(AIM):
Exactly as written, print each record in the listing.

[Source records]

++++++

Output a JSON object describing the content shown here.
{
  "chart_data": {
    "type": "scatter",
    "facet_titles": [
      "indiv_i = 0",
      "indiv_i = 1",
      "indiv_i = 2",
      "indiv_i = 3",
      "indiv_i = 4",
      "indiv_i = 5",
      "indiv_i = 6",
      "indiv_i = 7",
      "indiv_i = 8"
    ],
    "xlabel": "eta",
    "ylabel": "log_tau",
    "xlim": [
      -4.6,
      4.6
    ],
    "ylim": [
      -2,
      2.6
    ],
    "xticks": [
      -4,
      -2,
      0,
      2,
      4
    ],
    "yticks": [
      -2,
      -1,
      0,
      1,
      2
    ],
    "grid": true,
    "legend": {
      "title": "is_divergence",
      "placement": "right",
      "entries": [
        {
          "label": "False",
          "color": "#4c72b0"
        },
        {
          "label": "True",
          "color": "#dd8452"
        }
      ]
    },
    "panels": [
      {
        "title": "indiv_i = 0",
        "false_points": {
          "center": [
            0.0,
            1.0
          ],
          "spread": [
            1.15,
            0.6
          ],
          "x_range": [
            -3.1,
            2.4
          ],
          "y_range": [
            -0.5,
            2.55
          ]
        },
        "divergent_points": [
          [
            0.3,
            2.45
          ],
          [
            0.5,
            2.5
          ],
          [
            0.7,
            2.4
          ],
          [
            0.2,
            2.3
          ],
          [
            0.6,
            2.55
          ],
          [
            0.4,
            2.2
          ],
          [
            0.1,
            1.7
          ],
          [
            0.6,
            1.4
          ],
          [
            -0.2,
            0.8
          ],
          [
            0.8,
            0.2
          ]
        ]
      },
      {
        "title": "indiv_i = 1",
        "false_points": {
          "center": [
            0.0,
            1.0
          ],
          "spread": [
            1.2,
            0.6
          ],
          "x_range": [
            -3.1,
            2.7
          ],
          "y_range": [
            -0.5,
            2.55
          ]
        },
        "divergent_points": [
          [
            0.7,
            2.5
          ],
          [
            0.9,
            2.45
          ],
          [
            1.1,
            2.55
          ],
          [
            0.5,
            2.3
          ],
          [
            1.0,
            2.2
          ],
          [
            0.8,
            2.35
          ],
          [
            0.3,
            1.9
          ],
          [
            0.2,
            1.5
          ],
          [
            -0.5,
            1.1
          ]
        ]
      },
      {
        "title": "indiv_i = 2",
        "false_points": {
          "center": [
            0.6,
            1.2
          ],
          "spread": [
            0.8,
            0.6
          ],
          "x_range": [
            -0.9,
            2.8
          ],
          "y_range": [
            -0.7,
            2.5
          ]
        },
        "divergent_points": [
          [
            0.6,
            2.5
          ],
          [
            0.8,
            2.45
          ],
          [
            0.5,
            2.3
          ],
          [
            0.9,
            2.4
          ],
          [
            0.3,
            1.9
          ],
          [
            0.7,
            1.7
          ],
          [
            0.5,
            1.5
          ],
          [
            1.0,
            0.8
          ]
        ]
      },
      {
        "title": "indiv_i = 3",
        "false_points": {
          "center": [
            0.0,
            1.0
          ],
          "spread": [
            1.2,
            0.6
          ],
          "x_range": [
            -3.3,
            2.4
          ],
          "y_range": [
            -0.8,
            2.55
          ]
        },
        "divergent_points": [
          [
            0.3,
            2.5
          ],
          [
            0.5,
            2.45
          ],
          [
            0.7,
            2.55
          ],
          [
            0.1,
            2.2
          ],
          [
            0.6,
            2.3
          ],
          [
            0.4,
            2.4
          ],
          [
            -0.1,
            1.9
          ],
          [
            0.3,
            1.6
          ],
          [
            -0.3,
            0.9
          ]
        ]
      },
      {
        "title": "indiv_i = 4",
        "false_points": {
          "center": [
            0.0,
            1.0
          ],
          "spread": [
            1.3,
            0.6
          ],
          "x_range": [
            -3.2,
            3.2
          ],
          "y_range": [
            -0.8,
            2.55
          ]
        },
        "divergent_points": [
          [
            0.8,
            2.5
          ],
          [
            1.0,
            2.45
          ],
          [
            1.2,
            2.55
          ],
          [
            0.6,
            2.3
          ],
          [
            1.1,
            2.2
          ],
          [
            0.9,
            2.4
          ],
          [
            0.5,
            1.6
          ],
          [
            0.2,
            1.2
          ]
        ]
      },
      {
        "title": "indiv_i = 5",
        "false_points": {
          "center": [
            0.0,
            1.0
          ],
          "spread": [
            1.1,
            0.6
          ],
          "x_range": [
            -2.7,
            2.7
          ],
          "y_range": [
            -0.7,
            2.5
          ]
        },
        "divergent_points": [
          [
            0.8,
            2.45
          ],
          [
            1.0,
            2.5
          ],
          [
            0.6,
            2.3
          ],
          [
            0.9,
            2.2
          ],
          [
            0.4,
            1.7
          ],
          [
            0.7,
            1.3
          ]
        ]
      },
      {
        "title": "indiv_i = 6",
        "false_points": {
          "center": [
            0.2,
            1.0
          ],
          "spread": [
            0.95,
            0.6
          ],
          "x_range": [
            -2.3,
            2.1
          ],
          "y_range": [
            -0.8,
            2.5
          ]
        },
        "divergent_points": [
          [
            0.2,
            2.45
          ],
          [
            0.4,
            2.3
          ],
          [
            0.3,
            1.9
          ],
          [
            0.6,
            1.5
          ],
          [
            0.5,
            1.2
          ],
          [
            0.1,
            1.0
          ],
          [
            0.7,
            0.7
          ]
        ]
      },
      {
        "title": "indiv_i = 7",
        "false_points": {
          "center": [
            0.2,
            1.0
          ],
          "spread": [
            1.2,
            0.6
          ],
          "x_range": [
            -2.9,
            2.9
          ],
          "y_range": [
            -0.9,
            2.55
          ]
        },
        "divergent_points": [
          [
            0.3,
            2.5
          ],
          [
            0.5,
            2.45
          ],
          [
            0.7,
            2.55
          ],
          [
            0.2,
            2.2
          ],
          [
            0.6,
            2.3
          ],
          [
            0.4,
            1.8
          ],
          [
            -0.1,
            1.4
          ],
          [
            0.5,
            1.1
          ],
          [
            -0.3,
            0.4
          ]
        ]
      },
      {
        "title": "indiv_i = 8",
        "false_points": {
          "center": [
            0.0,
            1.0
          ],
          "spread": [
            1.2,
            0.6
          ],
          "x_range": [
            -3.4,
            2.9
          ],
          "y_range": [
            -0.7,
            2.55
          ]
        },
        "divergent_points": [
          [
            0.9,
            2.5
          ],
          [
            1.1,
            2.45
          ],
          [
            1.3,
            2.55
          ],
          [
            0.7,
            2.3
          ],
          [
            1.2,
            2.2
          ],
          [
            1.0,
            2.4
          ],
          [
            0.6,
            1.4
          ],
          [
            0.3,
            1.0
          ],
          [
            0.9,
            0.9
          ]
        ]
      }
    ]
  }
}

++++++

(ANSWER IN FULL):
Output a JSON object describing the content shown here.
{
  "chart_data": {
    "type": "scatter",
    "facet_titles": [
      "indiv_i = 0",
      "indiv_i = 1",
      "indiv_i = 2",
      "indiv_i = 3",
      "indiv_i = 4",
      "indiv_i = 5",
      "indiv_i = 6",
      "indiv_i = 7",
      "indiv_i = 8"
    ],
    "xlabel": "eta",
    "ylabel": "log_tau",
    "xlim": [
      -4.6,
      4.6
    ],
    "ylim": [
      -2,
      2.6
    ],
    "xticks": [
      -4,
      -2,
      0,
      2,
      4
    ],
    "yticks": [
      -2,
      -1,
      0,
      1,
      2
    ],
    "grid": true,
    "legend": {
      "title": "is_divergence",
      "placement": "right",
      "entries": [
        {
          "label": "False",
          "color": "#4c72b0"
        },
        {
          "label": "True",
          "color": "#dd8452"
        }
      ]
    },
    "panels": [
      {
        "title": "indiv_i = 0",
        "false_points": {
          "center": [
            0.0,
            1.0
          ],
          "spread": [
            1.15,
            0.6
          ],
          "x_range": [
            -3.1,
            2.4
          ],
          "y_range": [
            -0.5,
            2.55
          ]
        },
        "divergent_points": [
          [
            0.3,
            2.45
          ],
          [
            0.5,
            2.5
          ],
          [
            0.7,
            2.4
          ],
          [
            0.2,
            2.3
          ],
          [
            0.6,
            2.55
          ],
          [
            0.4,
            2.2
          ],
          [
            0.1,
            1.7
          ],
          [
            0.6,
            1.4
          ],
          [
            -0.2,
            0.8
          ],
          [
            0.8,
            0.2
          ]
        ]
      },
      {
        "title": "indiv_i = 1",
        "false_points": {
          "center": [
            0.0,
            1.0
          ],
          "spread": [
            1.2,
            0.6
          ],
          "x_range": [
            -3.1,
            2.7
          ],
          "y_range": [
            -0.5,
            2.55
          ]
        },
        "divergent_points": [
          [
            0.7,
            2.5
          ],
          [
            0.9,
            2.45
          ],
          [
            1.1,
            2.55
          ],
          [
            0.5,
            2.3
          ],
          [
            1.0,
            2.2
          ],
          [
            0.8,
            2.35
          ],
          [
            0.3,
            1.9
          ],
          [
            0.2,
            1.5
          ],
          [
            -0.5,
            1.1
          ]
        ]
      },
      {
        "title": "indiv_i = 2",
        "false_points": {
          "center": [
            0.6,
            1.2
          ],
          "spread": [
            0.8,
            0.6
          ],
          "x_range": [
            -0.9,
            2.8
          ],
          "y_range": [
            -0.7,
            2.5
          ]
        },
        "divergent_points": [
          [
            0.6,
            2.5
          ],
          [
            0.8,
            2.45
          ],
          [
            0.5,
            2.3
          ],
          [
            0.9,
            2.4
          ],
          [
            0.3,
            1.9
          ],
          [
            0.7,
            1.7
          ],
          [
            0.5,
            1.5
          ],
          [
            1.0,
            0.8
          ]
        ]
      },
      {
        "title": "indiv_i = 3",
        "false_points": {
          "center": [
            0.0,
            1.0
          ],
          "spread": [
            1.2,
            0.6
          ],
          "x_range": [
            -3.3,
            2.4
          ],
          "y_range": [
            -0.8,
            2.55
          ]
        },
        "divergent_points": [
          [
            0.3,
            2.5
          ],
          [
            0.5,
            2.45
          ],
          [
            0.7,
            2.55
          ],
          [
            0.1,
            2.2
          ],
          [
            0.6,
            2.3
          ],
          [
            0.4,
            2.4
          ],
          [
            -0.1,
            1.9
          ],
          [
            0.3,
            1.6
          ],
          [
            -0.3,
            0.9
          ]
        ]
      },
      {
        "title": "indiv_i = 4",
        "false_points": {
          "center": [
            0.0,
            1.0
          ],
          "spread": [
            1.3,
            0.6
          ],
          "x_range": [
            -3.2,
            3.2
          ],
          "y_range": [
            -0.8,
            2.55
          ]
        },
        "divergent_points": [
          [
            0.8,
            2.5
          ],
          [
            1.0,
            2.45
          ],
          [
            1.2,
            2.55
          ],
          [
            0.6,
            2.3
          ],
          [
            1.1,
            2.2
          ],
          [
            0.9,
            2.4
          ],
          [
            0.5,
            1.6
          ],
          [
            0.2,
            1.2
          ]
        ]
      },
      {
        "title": "indiv_i = 5",
        "false_points": {
          "center": [
            0.0,
            1.0
          ],
          "spread": [
            1.1,
            0.6
          ],
          "x_range": [
            -2.7,
            2.7
          ],
          "y_range": [
            -0.7,
            2.5
          ]
        },
        "divergent_points": [
          [
            0.8,
            2.45
          ],
          [
            1.0,
            2.5
          ],
          [
            0.6,
            2.3
          ],
          [
            0.9,
            2.2
          ],
          [
            0.4,
            1.7
          ],
          [
            0.7,
            1.3
          ]
        ]
      },
      {
        "title": "indiv_i = 6",
        "false_points": {
          "center": [
            0.2,
            1.0
          ],
          "spread": [
            0.95,
            0.6
          ],
          "x_range": [
            -2.3,
            2.1
          ],
          "y_range": [
            -0.8,
            2.5
          ]
        },
        "divergent_points": [
          [
            0.2,
            2.45
          ],
          [
            0.4,
            2.3
          ],
          [
            0.3,
            1.9
          ],
          [
            0.6,
            1.5
          ],
          [
            0.5,
            1.2
          ],
          [
            0.1,
            1.0
          ],
          [
            0.7,
            0.7
          ]
        ]
      },
      {
        "title": "indiv_i = 7",
        "false_points": {
          "center": [
            0.2,
            1.0
          ],
          "spread": [
            1.2,
            0.6
          ],
          "x_range": [
            -2.9,
            2.9
          ],
          "y_range": [
            -0.9,
            2.55
          ]
        },
        "divergent_points": [
          [
            0.3,
            2.5
          ],
          [
            0.5,
            2.45
          ],
          [
            0.7,
            2.55
          ],
          [
            0.2,
            2.2
          ],
          [
            0.6,
            2.3
          ],
          [
            0.4,
            1.8
          ],
          [
            -0.1,
            1.4
          ],
          [
            0.5,
            1.1
          ],
          [
            -0.3,
            0.4
          ]
        ]
      },
      {
        "title": "indiv_i = 8",
        "false_points": {
          "center": [
            0.0,
            1.0
          ],
          "spread": [
            1.2,
            0.6
          ],
          "x_range": [
            -3.4,
            2.9
          ],
          "y_range": [
            -0.7,
            2.55
          ]
        },
        "divergent_points": [
          [
            0.9,
            2.5
          ],
          [
            1.1,
            2.45
          ],
          [
            1.3,
            2.55
          ],
          [
            0.7,
            2.3
          ],
          [
            1.2,
            2.2
          ],
          [
            1.0,
            2.4
          ],
          [
            0.6,
            1.4
          ],
          [
            0.3,
            1.0
          ],
          [
            0.9,
            0.9
          ]
        ]
      }
    ]
  }
}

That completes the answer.